## WHAT THE TASK ASKS
Check every line of the entries that follow, and copy the ones containing "结合所学知识可知".
>> begin TASK MATERIAL
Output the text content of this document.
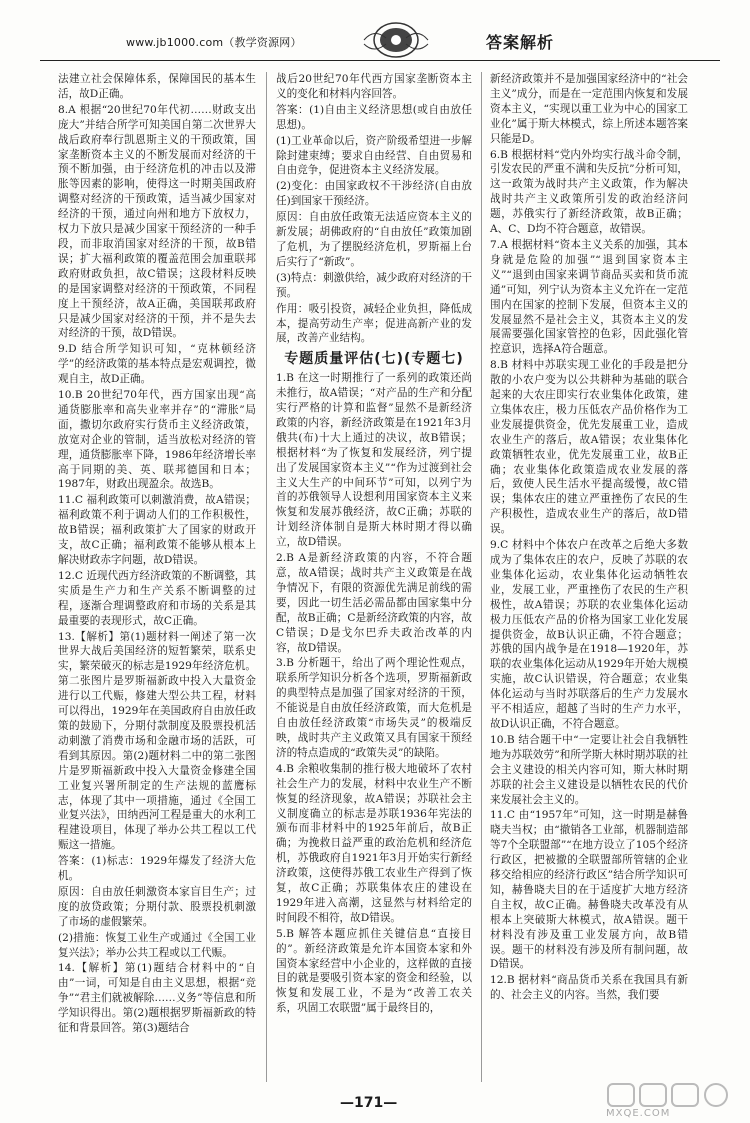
www.jb1000.com（教学资源网）	答案解析

法建立社会保障体系，保障国民的基本生活，故D正确。

8.A 根据“20世纪70年代初……财政支出庞大”并结合所学可知美国自第二次世界大战后政府奉行凯恩斯主义的干预政策，国家垄断资本主义的不断发展而对经济的干预不断加强，由于经济危机的冲击以及滞胀等因素的影响，使得这一时期美国政府调整对经济的干预政策，适当减少国家对经济的干预，通过向州和地方下放权力，权力下放只是减少国家干预经济的一种手段，而非取消国家对经济的干预，故B错误；扩大福利政策的覆盖范围会加重联邦政府财政负担，故C错误；这段材料反映的是国家调整对经济的干预政策，不同程度上干预经济，故A正确，美国联邦政府只是减少国家对经济的干预，并不是失去对经济的干预，故D错误。

9.D 结合所学知识可知，“克林顿经济学”的经济政策的基本特点是宏观调控，微观自主，故D正确。

10.B 20世纪70年代，西方国家出现“高通货膨胀率和高失业率并存”的“滞胀”局面，撒切尔政府实行货币主义经济政策，放宽对企业的管制，适当放松对经济的管理，通货膨胀率下降，1986年经济增长率高于同期的美、英、联邦德国和日本；1987年，财政出现盈余。故选B。

11.C 福利政策可以刺激消费，故A错误；福利政策不利于调动人们的工作积极性，故B错误；福利政策扩大了国家的财政开支，故C正确；福利政策不能够从根本上解决财政赤字问题，故D错误。

12.C 近现代西方经济政策的不断调整，其实质是生产力和生产关系不断调整的过程，逐渐合理调整政府和市场的关系是其最重要的表现形式，故C正确。

13.【解析】第(1)题材料一阐述了第一次世界大战后美国经济的短暂繁荣，联系史实，繁荣破灭的标志是1929年经济危机。第二张图片是罗斯福新政中投入大量资金进行以工代赈，修建大型公共工程，材料可以得出，1929年在美国政府自由放任政策的鼓励下，分期付款制度及股票投机活动刺激了消费市场和金融市场的活跃，可看到其原因。第(2)题材料二中的第二张图片是罗斯福新政中投入大量资金修建全国工业复兴署所制定的生产法规的蓝鹰标志，体现了其中一项措施，通过《全国工业复兴法》，田纳西河工程是重大的水利工程建设项目，体现了举办公共工程以工代赈这一措施。

答案：(1)标志：1929年爆发了经济大危机。

原因：自由放任刺激资本家盲目生产；过度的放贷政策；分期付款、股票投机刺激了市场的虚假繁荣。

(2)措施：恢复工业生产或通过《全国工业复兴法》；举办公共工程或以工代赈。

14.【解析】第(1)题结合材料中的“自由”一词，可知是自由主义思想，根据“竞争”“君主们就被解除……义务”等信息和所学知识得出。第(2)题根据罗斯福新政的特征和背景回答。第(3)题结合

战后20世纪70年代西方国家垄断资本主义的变化和材料内容回答。

答案：(1)自由主义经济思想(或自由放任思想)。

(1)工业革命以后，资产阶级希望进一步解除封建束缚；要求自由经营、自由贸易和自由竞争，促进资本主义经济发展。

(2)变化：由国家政权不干涉经济(自由放任)到国家干预经济。

原因：自由放任政策无法适应资本主义的新发展；胡佛政府的“自由放任”政策加剧了危机，为了摆脱经济危机，罗斯福上台后实行了“新政”。

(3)特点：刺激供给，减少政府对经济的干预。

作用：吸引投资，减轻企业负担，降低成本，提高劳动生产率；促进高新产业的发展，改善产业结构。

专题质量评估(七)(专题七)

1.B 在这一时期推行了一系列的政策还尚未推行，故A错误；“对产品的生产和分配实行严格的计算和监督”显然不是新经济政策的内容，新经济政策是在1921年3月俄共(布)十大上通过的决议，故B错误；根据材料“为了恢复和发展经济，列宁提出了发展国家资本主义”“作为过渡到社会主义大生产的中间环节”可知，以列宁为首的苏俄领导人设想利用国家资本主义来恢复和发展苏俄经济，故C正确；苏联的计划经济体制自是斯大林时期才得以确立，故D错误。

2.B A是新经济政策的内容，不符合题意，故A错误；战时共产主义政策是在战争情况下，有限的资源优先满足前线的需要，因此一切生活必需品都由国家集中分配，故B正确；C是新经济政策的内容，故C错误；D是戈尔巴乔夫政治改革的内容，故D错误。

3.B 分析题干，给出了两个理论性观点，联系所学知识分析各个选项，罗斯福新政的典型特点是加强了国家对经济的干预，不能说是自由放任经济政策，而大危机是自由放任经济政策“市场失灵”的极端反映，战时共产主义政策又具有国家干预经济的特点造成的“政策失灵”的缺陷。

4.B 余粮收集制的推行极大地破坏了农村社会生产力的发展，材料中农业生产不断恢复的经济现象，故A错误；苏联社会主义制度确立的标志是苏联1936年宪法的颁布而非材料中的1925年前后，故B正确；为挽救日益严重的政治危机和经济危机，苏俄政府自1921年3月开始实行新经济政策，这使得苏俄工农业生产得到了恢复，故C正确；苏联集体农庄的建设在1929年进入高潮，这显然与材料给定的时间段不相符，故D错误。

5.B 解答本题应抓住关键信息“直接目的”。新经济政策是允许本国资本家和外国资本家经营中小企业的，这样做的直接目的就是要吸引资本家的资金和经验，以恢复和发展工业，不是为“改善工农关系，巩固工农联盟”属于最终目的，

新经济政策并不是加强国家经济中的“社会主义”成分，而是在一定范围内恢复和发展资本主义，“实现以重工业为中心的国家工业化”属于斯大林模式，综上所述本题答案只能是D。

6.B 根据材料“党内外均实行战斗命令制，引发农民的严重不满和失反抗”分析可知，这一政策为战时共产主义政策，作为解决战时共产主义政策所引发的政治经济问题，苏俄实行了新经济政策，故B正确；A、C、D均不符合题意，故错误。

7.A 根据材料“资本主义关系的加强，其本身就是危险的加强”“退到国家资本主义”“退到由国家来调节商品买卖和货币流通”可知，列宁认为资本主义允许在一定范围内在国家的控制下发展，但资本主义的发展显然不是社会主义，其资本主义的发展需要强化国家管控的色彩，因此强化管控意识，选择A符合题意。

8.B 材料中苏联实现工业化的手段是把分散的小农户变为以公共耕种为基础的联合起来的大农庄即实行农业集体化政策，建立集体农庄，极力压低农产品价格作为工业发展提供资金，优先发展重工业，造成农业生产的落后，故A错误；农业集体化政策牺牲农业，优先发展重工业，故B正确；农业集体化政策造成农业发展的落后，致使人民生活水平提高缓慢，故C错误；集体农庄的建立严重挫伤了农民的生产积极性，造成农业生产的落后，故D错误。

9.C 材料中个体农户在改革之后绝大多数成为了集体农庄的农户，反映了苏联的农业集体化运动，农业集体化运动牺牲农业，发展工业，严重挫伤了农民的生产积极性，故A错误；苏联的农业集体化运动极力压低农产品的价格为国家工业化发展提供资金，故B认识正确，不符合题意；苏俄的国内战争是在1918—1920年，苏联的农业集体化运动从1929年开始大规模实施，故C认识错误，符合题意；农业集体化运动与当时苏联落后的生产力发展水平不相适应，超越了当时的生产力水平，故D认识正确，不符合题意。

10.B 结合题干中“一定要让社会自我牺牲地为苏联效劳”和所学斯大林时期苏联的社会主义建设的相关内容可知，斯大林时期苏联的社会主义建设是以牺牲农民的代价来发展社会主义的。

11.C 由“1957年”可知，这一时期是赫鲁晓夫当权；由“撤销各工业部，机器制造部等7个全联盟部”“在地方设立了105个经济行政区，把被撤的全联盟部所管辖的企业移交给相应的经济行政区”结合所学知识可知，赫鲁晓夫目的在于适度扩大地方经济自主权，故C正确。赫鲁晓夫改革没有从根本上突破斯大林模式，故A错误。题干材料没有涉及重工业发展方向，故B错误。题干的材料没有涉及所有制问题，故D错误。

12.B 据材料“商品货币关系在我国具有新的、社会主义的内容。当然，我们要

—171—
MXQE.COM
>> end TASK MATERIAL
## RESPONSE FOR THIS EXERCISE
9.D 结合所学知识可知，“克林顿经济学”的经济政策的基本特点是宏观调控，微观自主，故D正确。
11.C 由“1957年”可知，这一时期是赫鲁晓夫当权；由“撤销各工业部，机器制造部等7个全联盟部”“在地方设立了105个经济行政区，把被撤的全联盟部所管辖的企业移交给相应的经济行政区”结合所学知识可知，赫鲁晓夫目的在于适度扩大地方经济自主权，故C正确。赫鲁晓夫改革没有从根本上突破斯大林模式，故A错误。题干材料没有涉及重工业发展方向，故B错误。题干的材料没有涉及所有制问题，故D错误。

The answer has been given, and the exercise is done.